Document text
* * * * * * *
LONDON, Dec 20 (Thomson Reuters Foundation) - More than 120,000 homeless children in England live in emergency accommodation, such as hostels, and they miss far more schooling than their peers, a parliamentary committee said on Wednesday, describing homelessness as a "national crisis".

More than 9,000 people sleep on England's streets - a figure that has doubled since 2011 - and some 78,000 families are homeless, the Public Accounts Committee said, criticising the government's response as "unacceptably complacent".

"As we approach Christmas there are thousands of children in temporary accommodation — a salutary reminder of the human cost of policy failure," opposition politician Meg Hillier, who chairs the cross-party committee, said in a statement.

The government said it was investing more than 1 billion pounds ($1.34 billion) by 2020 and implementing the "most ambitious legislative reform in decades" to address the issue.

"Tackling homelessness is a complex issue with no single solution, but we are determined to help the most vulnerable in society," a government spokesman said in a statement.
* * * * * * *
Direction A
Update the entries below by changing every "data-line" to "series-line", and leave all other text in them as it is.

Lines of data
* * * * * * *
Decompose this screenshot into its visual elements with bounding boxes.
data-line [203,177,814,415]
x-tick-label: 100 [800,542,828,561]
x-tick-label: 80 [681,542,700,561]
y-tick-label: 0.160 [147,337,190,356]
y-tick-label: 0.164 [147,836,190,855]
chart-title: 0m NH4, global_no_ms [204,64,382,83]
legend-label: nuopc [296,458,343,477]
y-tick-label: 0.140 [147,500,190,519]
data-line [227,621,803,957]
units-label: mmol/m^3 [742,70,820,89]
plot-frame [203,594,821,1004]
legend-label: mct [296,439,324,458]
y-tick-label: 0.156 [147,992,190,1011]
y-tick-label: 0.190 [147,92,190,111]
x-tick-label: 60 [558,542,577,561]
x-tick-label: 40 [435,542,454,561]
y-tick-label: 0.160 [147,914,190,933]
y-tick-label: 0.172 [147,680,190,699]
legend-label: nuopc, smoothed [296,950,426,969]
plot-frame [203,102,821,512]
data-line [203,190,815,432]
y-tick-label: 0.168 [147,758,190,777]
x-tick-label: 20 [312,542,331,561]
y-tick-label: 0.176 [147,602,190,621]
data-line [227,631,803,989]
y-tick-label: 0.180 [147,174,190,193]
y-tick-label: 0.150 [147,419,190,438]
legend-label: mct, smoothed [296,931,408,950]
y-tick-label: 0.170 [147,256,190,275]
* * * * * * *
Direction B
According to the article on homelessness in England, how many people sleep on England's streets?

Final answer A
Decompose this screenshot into its visual elements with bounding boxes.
series-line [203,177,814,415]
x-tick-label: 100 [800,542,828,561]
x-tick-label: 80 [681,542,700,561]
y-tick-label: 0.160 [147,337,190,356]
y-tick-label: 0.164 [147,836,190,855]
chart-title: 0m NH4, global_no_ms [204,64,382,83]
legend-label: nuopc [296,458,343,477]
y-tick-label: 0.140 [147,500,190,519]
series-line [227,621,803,957]
units-label: mmol/m^3 [742,70,820,89]
plot-frame [203,594,821,1004]
legend-label: mct [296,439,324,458]
y-tick-label: 0.156 [147,992,190,1011]
y-tick-label: 0.190 [147,92,190,111]
x-tick-label: 60 [558,542,577,561]
x-tick-label: 40 [435,542,454,561]
y-tick-label: 0.160 [147,914,190,933]
y-tick-label: 0.172 [147,680,190,699]
legend-label: nuopc, smoothed [296,950,426,969]
plot-frame [203,102,821,512]
series-line [203,190,815,432]
y-tick-label: 0.168 [147,758,190,777]
x-tick-label: 20 [312,542,331,561]
y-tick-label: 0.176 [147,602,190,621]
series-line [227,631,803,989]
y-tick-label: 0.180 [147,174,190,193]
y-tick-label: 0.150 [147,419,190,438]
legend-label: mct, smoothed [296,931,408,950]
y-tick-label: 0.170 [147,256,190,275]

Final answer B
More than 9,000 people.